* START Exercise data *

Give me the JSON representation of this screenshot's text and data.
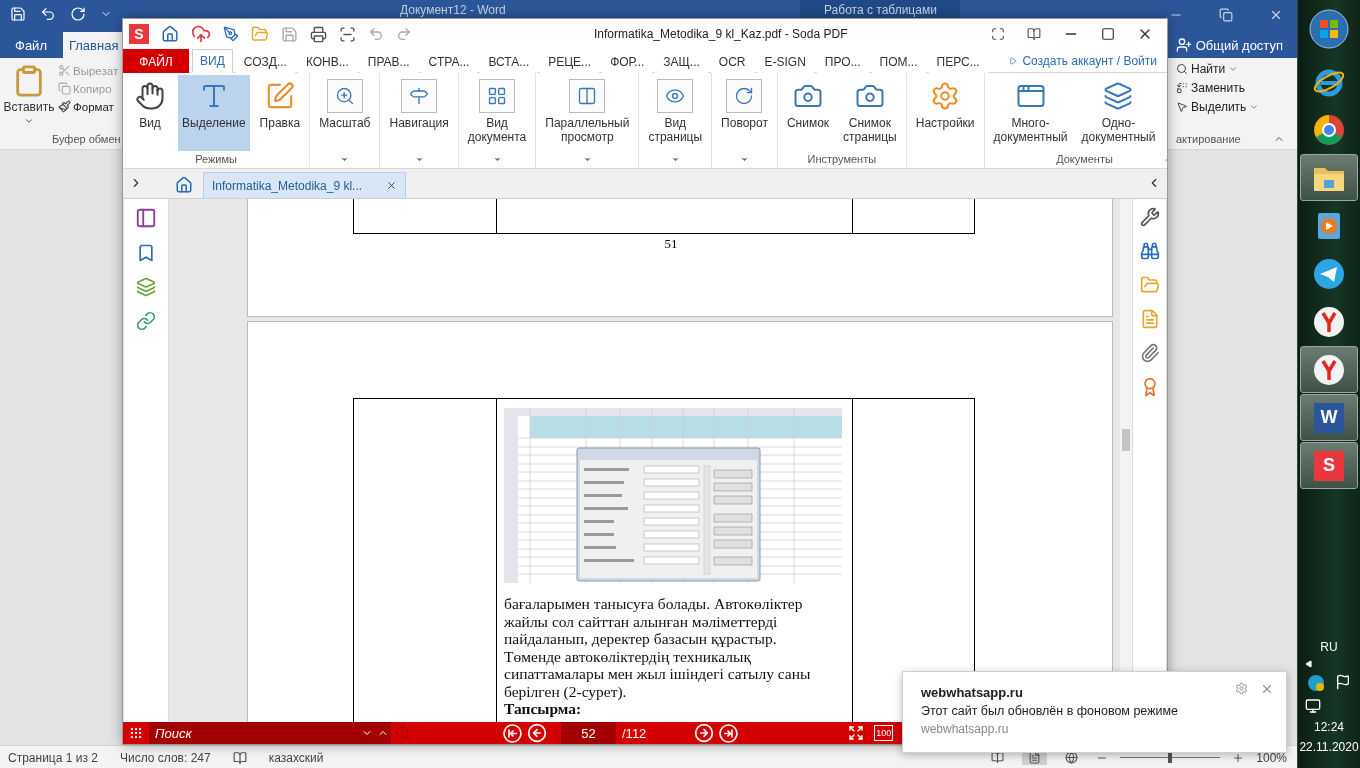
{
  "word": {
    "title": "Документ12 - Word",
    "context_tab": "Работа с таблицами",
    "tabs": [
      {
        "label": "Файл",
        "selected": false
      },
      {
        "label": "Главная",
        "selected": true
      }
    ],
    "share": "Общий доступ",
    "clipboard": {
      "paste": "Вставить",
      "group": "Буфер обмен",
      "items": [
        {
          "label": "Вырезат",
          "disabled": true
        },
        {
          "label": "Копиро",
          "disabled": true
        },
        {
          "label": "Формат",
          "disabled": false
        }
      ]
    },
    "editing": {
      "group": "актирование",
      "items": [
        {
          "label": "Найти",
          "dropdown": true
        },
        {
          "label": "Заменить",
          "dropdown": false
        },
        {
          "label": "Выделить",
          "dropdown": true
        }
      ]
    },
    "status": {
      "page": "Страница 1 из 2",
      "words": "Число слов: 247",
      "language": "казахский",
      "zoom": "100%",
      "zoom_slider": {
        "level": 0.5
      }
    }
  },
  "soda": {
    "logo": "S",
    "title": "Informatika_Metodika_9 kl_Kaz.pdf - Soda PDF",
    "tabs": [
      {
        "label": "ФАЙЛ",
        "kind": "file",
        "selected": false
      },
      {
        "label": "ВИД",
        "kind": "tab",
        "selected": true
      },
      {
        "label": "СОЗД...",
        "kind": "tab",
        "selected": false
      },
      {
        "label": "КОНВ...",
        "kind": "tab",
        "selected": false
      },
      {
        "label": "ПРАВ...",
        "kind": "tab",
        "selected": false
      },
      {
        "label": "СТРА...",
        "kind": "tab",
        "selected": false
      },
      {
        "label": "ВСТА...",
        "kind": "tab",
        "selected": false
      },
      {
        "label": "РЕЦЕ...",
        "kind": "tab",
        "selected": false
      },
      {
        "label": "ФОР...",
        "kind": "tab",
        "selected": false
      },
      {
        "label": "ЗАЩ...",
        "kind": "tab",
        "selected": false
      },
      {
        "label": "OCR",
        "kind": "tab",
        "selected": false
      },
      {
        "label": "E-SIGN",
        "kind": "tab",
        "selected": false
      },
      {
        "label": "ПРО...",
        "kind": "tab",
        "selected": false
      },
      {
        "label": "ПОМ...",
        "kind": "tab",
        "selected": false
      },
      {
        "label": "ПЕРС...",
        "kind": "tab",
        "selected": false
      }
    ],
    "account": "Создать аккаунт / Войти",
    "ribbon": [
      {
        "label": "Режимы",
        "dropdown": false,
        "buttons": [
          {
            "label": "Вид",
            "selected": false
          },
          {
            "label": "Выделение",
            "selected": true
          },
          {
            "label": "Правка",
            "selected": false
          }
        ]
      },
      {
        "dropdown": true,
        "buttons": [
          {
            "label": "Масштаб",
            "selected": false
          }
        ]
      },
      {
        "dropdown": true,
        "buttons": [
          {
            "label": "Навигация",
            "selected": false
          }
        ]
      },
      {
        "dropdown": true,
        "buttons": [
          {
            "label": "Вид\nдокумента",
            "selected": false
          }
        ]
      },
      {
        "dropdown": true,
        "buttons": [
          {
            "label": "Параллельный\nпросмотр",
            "selected": false
          }
        ]
      },
      {
        "dropdown": true,
        "buttons": [
          {
            "label": "Вид\nстраницы",
            "selected": false
          }
        ]
      },
      {
        "dropdown": true,
        "buttons": [
          {
            "label": "Поворот",
            "selected": false
          }
        ]
      },
      {
        "label": "Инструменты",
        "dropdown": false,
        "buttons": [
          {
            "label": "Снимок",
            "selected": false
          },
          {
            "label": "Снимок\nстраницы",
            "selected": false
          }
        ]
      },
      {
        "dropdown": false,
        "buttons": [
          {
            "label": "Настройки",
            "selected": false
          }
        ]
      },
      {
        "label": "Документы",
        "dropdown": false,
        "buttons": [
          {
            "label": "Много-\nдокументный",
            "selected": false
          },
          {
            "label": "Одно-\nдокументный",
            "selected": false
          }
        ]
      }
    ],
    "doc_tab": "Informatika_Metodika_9 kl...",
    "page_number": "51",
    "text_lines": [
      "бағаларымен танысуға болады. Автокөліктер",
      "жайлы сол сайттан алынған  мәліметтерді",
      "пайдаланып, деректер базасын құрастыр.",
      "Төменде автокөліктердің техникалық",
      "сипаттамалары мен  жыл ішіндегі сатылу саны",
      "берілген (2-сурет)."
    ],
    "heading": "Тапсырма:",
    "bottom_bar": {
      "search_placeholder": "Поиск",
      "page": "52",
      "total": "/112",
      "zoom_box": "100"
    }
  },
  "notification": {
    "title": "webwhatsapp.ru",
    "message": "Этот сайт был обновлён в фоновом режиме",
    "source": "webwhatsapp.ru"
  },
  "taskbar": {
    "apps": [
      {
        "kind": "start",
        "open": false
      },
      {
        "kind": "ie",
        "open": false
      },
      {
        "kind": "chrome",
        "open": false
      },
      {
        "kind": "folder",
        "open": true
      },
      {
        "kind": "media",
        "open": false
      },
      {
        "kind": "telegram",
        "open": false
      },
      {
        "kind": "yandex",
        "open": false
      },
      {
        "kind": "yandex",
        "open": true
      },
      {
        "kind": "word",
        "open": true,
        "label": "W"
      },
      {
        "kind": "soda",
        "open": true,
        "label": "S"
      }
    ],
    "language": "RU",
    "time": "12:24",
    "date": "22.11.2020"
  }
}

* END Exercise data *

Your goal — From the records given above, reproduce all text exactly and exclude each picture.

Exercise output —
Give me the JSON representation of this screenshot's text and data.
{
  "word": {
    "title": "Документ12 - Word",
    "context_tab": "Работа с таблицами",
    "tabs": [
      {
        "label": "Файл",
        "selected": false
      },
      {
        "label": "Главная",
        "selected": true
      }
    ],
    "share": "Общий доступ",
    "clipboard": {
      "paste": "Вставить",
      "group": "Буфер обмен",
      "items": [
        {
          "label": "Вырезат",
          "disabled": true
        },
        {
          "label": "Копиро",
          "disabled": true
        },
        {
          "label": "Формат",
          "disabled": false
        }
      ]
    },
    "editing": {
      "group": "актирование",
      "items": [
        {
          "label": "Найти",
          "dropdown": true
        },
        {
          "label": "Заменить",
          "dropdown": false
        },
        {
          "label": "Выделить",
          "dropdown": true
        }
      ]
    },
    "status": {
      "page": "Страница 1 из 2",
      "words": "Число слов: 247",
      "language": "казахский",
      "zoom": "100%",
      "zoom_slider": {
        "level": 0.5
      }
    }
  },
  "soda": {
    "logo": "S",
    "title": "Informatika_Metodika_9 kl_Kaz.pdf - Soda PDF",
    "tabs": [
      {
        "label": "ФАЙЛ",
        "kind": "file",
        "selected": false
      },
      {
        "label": "ВИД",
        "kind": "tab",
        "selected": true
      },
      {
        "label": "СОЗД...",
        "kind": "tab",
        "selected": false
      },
      {
        "label": "КОНВ...",
        "kind": "tab",
        "selected": false
      },
      {
        "label": "ПРАВ...",
        "kind": "tab",
        "selected": false
      },
      {
        "label": "СТРА...",
        "kind": "tab",
        "selected": false
      },
      {
        "label": "ВСТА...",
        "kind": "tab",
        "selected": false
      },
      {
        "label": "РЕЦЕ...",
        "kind": "tab",
        "selected": false
      },
      {
        "label": "ФОР...",
        "kind": "tab",
        "selected": false
      },
      {
        "label": "ЗАЩ...",
        "kind": "tab",
        "selected": false
      },
      {
        "label": "OCR",
        "kind": "tab",
        "selected": false
      },
      {
        "label": "E-SIGN",
        "kind": "tab",
        "selected": false
      },
      {
        "label": "ПРО...",
        "kind": "tab",
        "selected": false
      },
      {
        "label": "ПОМ...",
        "kind": "tab",
        "selected": false
      },
      {
        "label": "ПЕРС...",
        "kind": "tab",
        "selected": false
      }
    ],
    "account": "Создать аккаунт / Войти",
    "ribbon": [
      {
        "label": "Режимы",
        "dropdown": false,
        "buttons": [
          {
            "label": "Вид",
            "selected": false
          },
          {
            "label": "Выделение",
            "selected": true
          },
          {
            "label": "Правка",
            "selected": false
          }
        ]
      },
      {
        "dropdown": true,
        "buttons": [
          {
            "label": "Масштаб",
            "selected": false
          }
        ]
      },
      {
        "dropdown": true,
        "buttons": [
          {
            "label": "Навигация",
            "selected": false
          }
        ]
      },
      {
        "dropdown": true,
        "buttons": [
          {
            "label": "Вид\nдокумента",
            "selected": false
          }
        ]
      },
      {
        "dropdown": true,
        "buttons": [
          {
            "label": "Параллельный\nпросмотр",
            "selected": false
          }
        ]
      },
      {
        "dropdown": true,
        "buttons": [
          {
            "label": "Вид\nстраницы",
            "selected": false
          }
        ]
      },
      {
        "dropdown": true,
        "buttons": [
          {
            "label": "Поворот",
            "selected": false
          }
        ]
      },
      {
        "label": "Инструменты",
        "dropdown": false,
        "buttons": [
          {
            "label": "Снимок",
            "selected": false
          },
          {
            "label": "Снимок\nстраницы",
            "selected": false
          }
        ]
      },
      {
        "dropdown": false,
        "buttons": [
          {
            "label": "Настройки",
            "selected": false
          }
        ]
      },
      {
        "label": "Документы",
        "dropdown": false,
        "buttons": [
          {
            "label": "Много-\nдокументный",
            "selected": false
          },
          {
            "label": "Одно-\nдокументный",
            "selected": false
          }
        ]
      }
    ],
    "doc_tab": "Informatika_Metodika_9 kl...",
    "page_number": "51",
    "text_lines": [
      "бағаларымен танысуға болады. Автокөліктер",
      "жайлы сол сайттан алынған  мәліметтерді",
      "пайдаланып, деректер базасын құрастыр.",
      "Төменде автокөліктердің техникалық",
      "сипаттамалары мен  жыл ішіндегі сатылу саны",
      "берілген (2-сурет)."
    ],
    "heading": "Тапсырма:",
    "bottom_bar": {
      "search_placeholder": "Поиск",
      "page": "52",
      "total": "/112",
      "zoom_box": "100"
    }
  },
  "notification": {
    "title": "webwhatsapp.ru",
    "message": "Этот сайт был обновлён в фоновом режиме",
    "source": "webwhatsapp.ru"
  },
  "taskbar": {
    "apps": [
      {
        "kind": "start",
        "open": false
      },
      {
        "kind": "ie",
        "open": false
      },
      {
        "kind": "chrome",
        "open": false
      },
      {
        "kind": "folder",
        "open": true
      },
      {
        "kind": "media",
        "open": false
      },
      {
        "kind": "telegram",
        "open": false
      },
      {
        "kind": "yandex",
        "open": false
      },
      {
        "kind": "yandex",
        "open": true
      },
      {
        "kind": "word",
        "open": true,
        "label": "W"
      },
      {
        "kind": "soda",
        "open": true,
        "label": "S"
      }
    ],
    "language": "RU",
    "time": "12:24",
    "date": "22.11.2020"
  }
}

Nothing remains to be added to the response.